**Teks**
= = =

Hujan deras terus turun seperti tidak pernah berniat reda. Pada 26 November pagi, saya mendapat pesan dari ibu tentang air yang mulai naik di depan dan belakang rumah kami di Pante Gajah, Peusangan, Bireuen. Sementara di banyak rumah warga lainnya, air sudah mulai masuk sejak dini hari. Siangnya, ibu mengabari bahwa air telah merangsek ke dalam rumah, dan volumenya terus naik. Menjelang sore, ibu mengabari bahwa ia, tante, dan nenek kami yang sudah berusia hampir 90 tahun, mulai mengungsi ke masjid yang letaknya lebih tinggi. Kabar itu menjadi yang terakhir. Setelah pesan itu, tak ada lagi akses komunikasi, berhari-hari.
Memang, sejak pertengahan November 2025, langit di Aceh, Sumatera Utara, dan Sumatera Barat terus menggelap, menumpahkan air dari sistem cuaca yang dipengaruhi Siklon Tropis Senyar: siklon yang lahir dari Bibit Siklon 95B pada 26 November 2025. Fenomena ini jarang terjadi tepat di perairan dekat Indonesia, dan ketika terjadi oleh karena iklim yang turut berubah, ia membawa dampak masif pada kawasan yang secara geografis sudah rentan terhadap banjir bandang, angin kencang, dan tanah longsor. Banjir dan longsor juga menghantam Thailand, Malaysia, Vietnam, hingga Sri Lanka.
Siklon Senyar menciptakan kombinasi buruk antara curah hujan ekstrem, angin kencang, dan kejenuhan tanah. Tiga provinsi di ujung barat Sumatra menjadi wilayah yang paling parah terdampak. Sungai dan segala isi perutnya tumpah ruah. Ratusan ribu warga terdampak. Jalan raya putus. Pasokan logistik tersendat. Akses bantuan terbatas dan tak mampu menjangkau semua korban. Diperparah dengan padamnya listrik dan internet. Lengkap sudah. Ditambah lagi, di balik tragedi itu, tampak ketimpangan tentang bagaimana bencana besar di provinsi pinggiran sering berjalan dalam sunyi panjang, tak sepenuhnya masuk dalam radar nasional.

= = =

**Anotasi Elemen Halaman**
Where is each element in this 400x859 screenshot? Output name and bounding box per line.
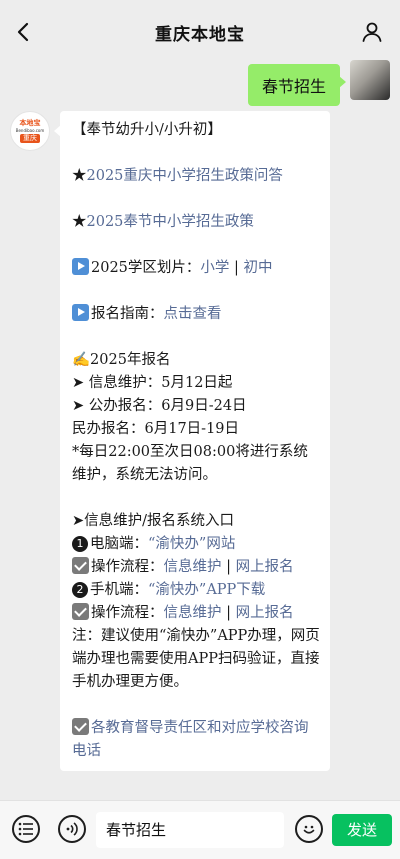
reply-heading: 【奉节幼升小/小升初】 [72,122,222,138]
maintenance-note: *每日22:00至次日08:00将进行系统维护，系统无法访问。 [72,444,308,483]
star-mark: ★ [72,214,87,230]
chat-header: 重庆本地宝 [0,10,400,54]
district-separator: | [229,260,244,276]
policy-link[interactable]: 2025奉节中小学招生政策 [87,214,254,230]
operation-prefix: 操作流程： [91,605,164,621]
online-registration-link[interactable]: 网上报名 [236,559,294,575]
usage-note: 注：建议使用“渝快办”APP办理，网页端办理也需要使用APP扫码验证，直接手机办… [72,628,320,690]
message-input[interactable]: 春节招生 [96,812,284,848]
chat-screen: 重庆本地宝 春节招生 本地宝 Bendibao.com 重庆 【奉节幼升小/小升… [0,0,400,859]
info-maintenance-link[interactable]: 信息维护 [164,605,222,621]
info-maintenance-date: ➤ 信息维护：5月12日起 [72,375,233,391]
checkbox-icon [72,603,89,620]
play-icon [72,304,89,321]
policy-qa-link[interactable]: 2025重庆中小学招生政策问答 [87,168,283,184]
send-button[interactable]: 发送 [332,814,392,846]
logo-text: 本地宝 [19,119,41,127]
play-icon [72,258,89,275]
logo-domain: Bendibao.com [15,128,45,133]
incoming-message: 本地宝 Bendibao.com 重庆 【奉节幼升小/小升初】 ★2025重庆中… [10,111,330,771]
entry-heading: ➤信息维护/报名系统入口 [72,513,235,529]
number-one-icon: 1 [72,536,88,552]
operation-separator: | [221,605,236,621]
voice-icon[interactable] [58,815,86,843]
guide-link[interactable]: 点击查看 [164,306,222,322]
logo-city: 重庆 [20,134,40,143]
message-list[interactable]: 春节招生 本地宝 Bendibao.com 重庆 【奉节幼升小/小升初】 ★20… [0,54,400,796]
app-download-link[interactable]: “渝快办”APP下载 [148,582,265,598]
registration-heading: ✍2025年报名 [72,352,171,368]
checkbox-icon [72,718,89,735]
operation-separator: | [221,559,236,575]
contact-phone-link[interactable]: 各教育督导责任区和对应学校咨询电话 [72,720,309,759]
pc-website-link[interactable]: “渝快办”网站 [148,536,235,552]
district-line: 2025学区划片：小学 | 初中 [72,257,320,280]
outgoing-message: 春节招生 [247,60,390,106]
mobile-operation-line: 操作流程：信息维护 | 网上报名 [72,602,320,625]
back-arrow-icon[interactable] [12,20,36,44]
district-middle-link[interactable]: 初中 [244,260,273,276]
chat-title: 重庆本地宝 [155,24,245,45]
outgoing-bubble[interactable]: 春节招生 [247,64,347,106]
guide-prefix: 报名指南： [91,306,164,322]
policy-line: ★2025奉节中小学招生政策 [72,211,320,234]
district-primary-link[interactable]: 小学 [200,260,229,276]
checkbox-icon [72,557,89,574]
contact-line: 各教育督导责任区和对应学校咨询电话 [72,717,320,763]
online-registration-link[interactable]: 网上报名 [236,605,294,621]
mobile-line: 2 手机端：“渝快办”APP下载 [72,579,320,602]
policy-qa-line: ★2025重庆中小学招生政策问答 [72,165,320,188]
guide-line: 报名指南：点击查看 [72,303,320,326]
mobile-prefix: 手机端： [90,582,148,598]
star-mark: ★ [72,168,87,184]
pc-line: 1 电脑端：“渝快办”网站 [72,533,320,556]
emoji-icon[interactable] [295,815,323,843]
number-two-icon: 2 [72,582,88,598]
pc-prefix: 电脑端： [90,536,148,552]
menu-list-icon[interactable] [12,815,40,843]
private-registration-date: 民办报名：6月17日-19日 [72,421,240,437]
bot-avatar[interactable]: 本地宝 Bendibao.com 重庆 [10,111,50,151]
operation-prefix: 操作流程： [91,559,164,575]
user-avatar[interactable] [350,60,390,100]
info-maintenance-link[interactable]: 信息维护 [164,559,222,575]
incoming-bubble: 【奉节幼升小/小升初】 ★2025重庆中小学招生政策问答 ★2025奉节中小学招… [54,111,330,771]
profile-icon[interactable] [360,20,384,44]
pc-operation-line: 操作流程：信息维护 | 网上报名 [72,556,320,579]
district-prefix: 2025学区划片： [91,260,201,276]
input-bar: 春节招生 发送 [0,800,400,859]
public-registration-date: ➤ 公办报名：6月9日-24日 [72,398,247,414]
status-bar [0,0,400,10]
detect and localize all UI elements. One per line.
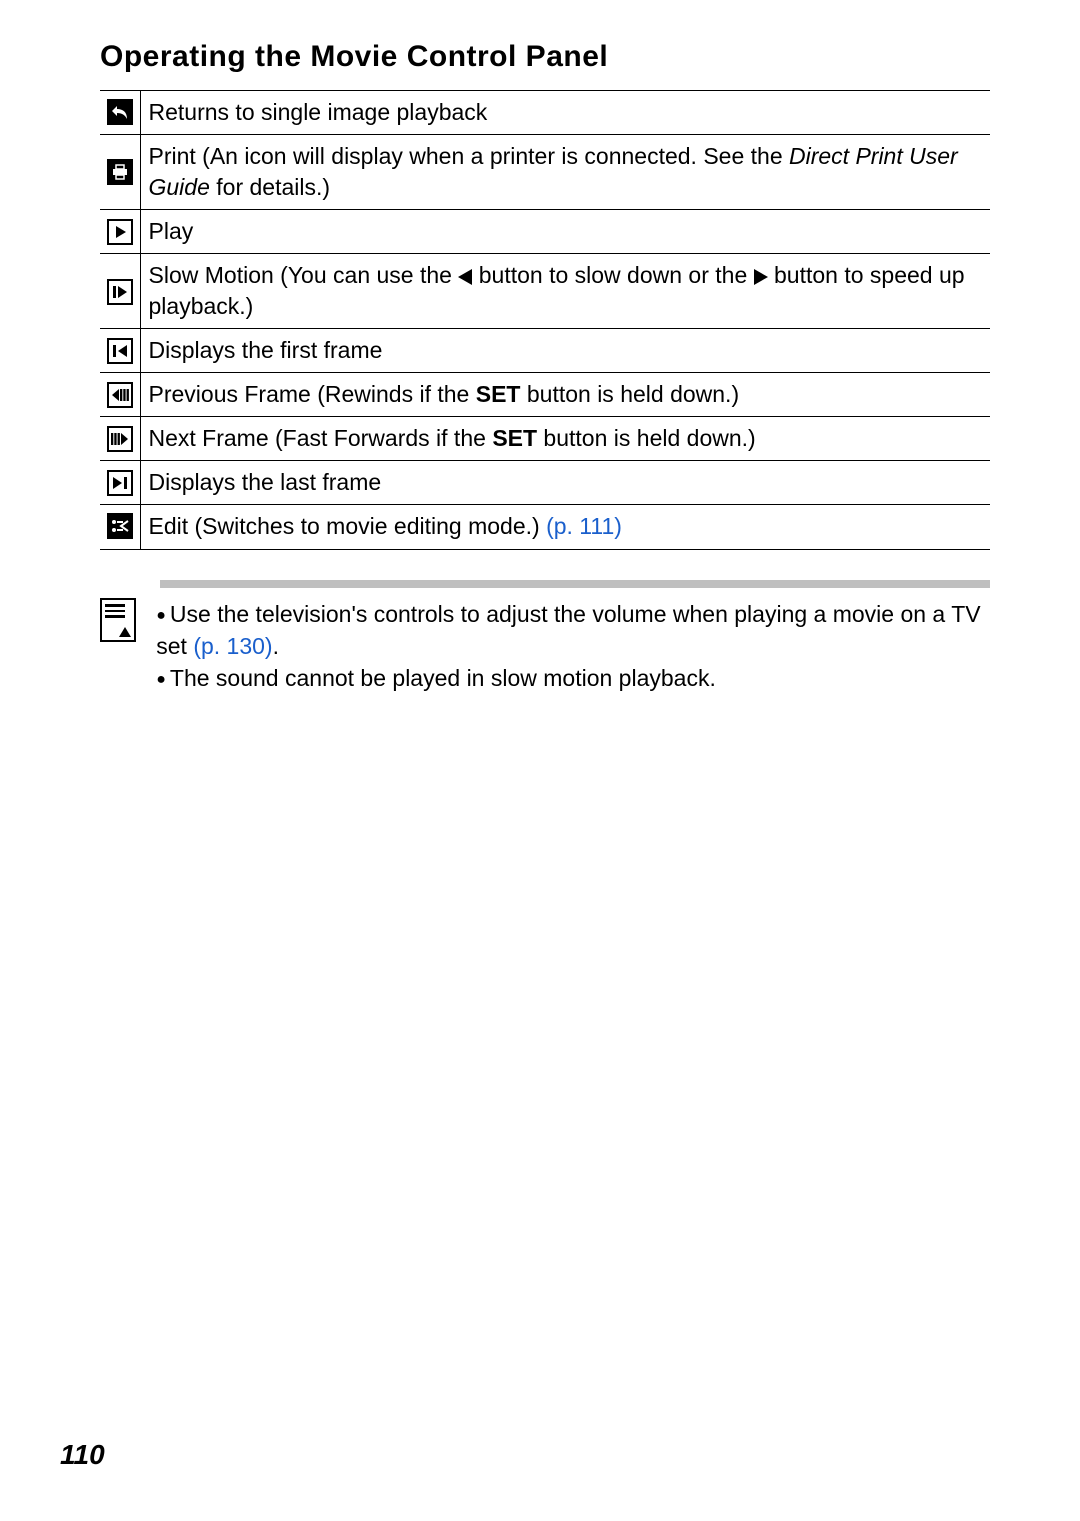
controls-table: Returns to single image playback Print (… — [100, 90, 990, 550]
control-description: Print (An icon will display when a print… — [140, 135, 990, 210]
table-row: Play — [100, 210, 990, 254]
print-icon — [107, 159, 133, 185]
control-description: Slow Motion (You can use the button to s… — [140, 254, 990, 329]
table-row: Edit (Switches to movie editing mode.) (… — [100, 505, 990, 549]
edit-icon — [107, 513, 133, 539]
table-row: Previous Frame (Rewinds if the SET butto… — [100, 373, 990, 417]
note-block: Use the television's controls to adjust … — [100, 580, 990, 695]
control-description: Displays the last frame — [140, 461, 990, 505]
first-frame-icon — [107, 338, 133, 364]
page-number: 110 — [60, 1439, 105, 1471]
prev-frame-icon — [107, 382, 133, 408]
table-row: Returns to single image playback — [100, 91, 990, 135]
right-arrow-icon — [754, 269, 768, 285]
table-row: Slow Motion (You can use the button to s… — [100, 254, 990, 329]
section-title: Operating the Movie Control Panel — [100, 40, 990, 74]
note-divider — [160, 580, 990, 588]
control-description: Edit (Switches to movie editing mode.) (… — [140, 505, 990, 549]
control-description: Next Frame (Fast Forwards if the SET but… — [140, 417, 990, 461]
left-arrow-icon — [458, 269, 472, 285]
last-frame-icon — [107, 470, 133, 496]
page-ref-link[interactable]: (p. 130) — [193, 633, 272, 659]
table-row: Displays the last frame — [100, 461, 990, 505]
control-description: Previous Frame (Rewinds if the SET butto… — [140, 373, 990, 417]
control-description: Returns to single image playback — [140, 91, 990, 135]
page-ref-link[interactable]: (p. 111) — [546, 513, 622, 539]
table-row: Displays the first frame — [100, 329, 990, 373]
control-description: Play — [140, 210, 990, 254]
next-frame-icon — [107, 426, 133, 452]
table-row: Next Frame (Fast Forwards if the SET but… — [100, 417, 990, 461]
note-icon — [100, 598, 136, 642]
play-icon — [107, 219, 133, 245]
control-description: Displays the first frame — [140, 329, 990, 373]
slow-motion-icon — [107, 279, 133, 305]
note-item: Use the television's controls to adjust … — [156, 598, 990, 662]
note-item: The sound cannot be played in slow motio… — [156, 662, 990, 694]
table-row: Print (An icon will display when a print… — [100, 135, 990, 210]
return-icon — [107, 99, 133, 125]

= = =

**Tugas yang Diberikan**
Berdasarkan teks tentang banjir di Sumatra, dari bibit siklon apa Siklon Tropis Senyar lahir?

**Penyelesaian Latihan**
Siklon Tropis Senyar lahir dari Bibit Siklon 95B pada 26 November 2025.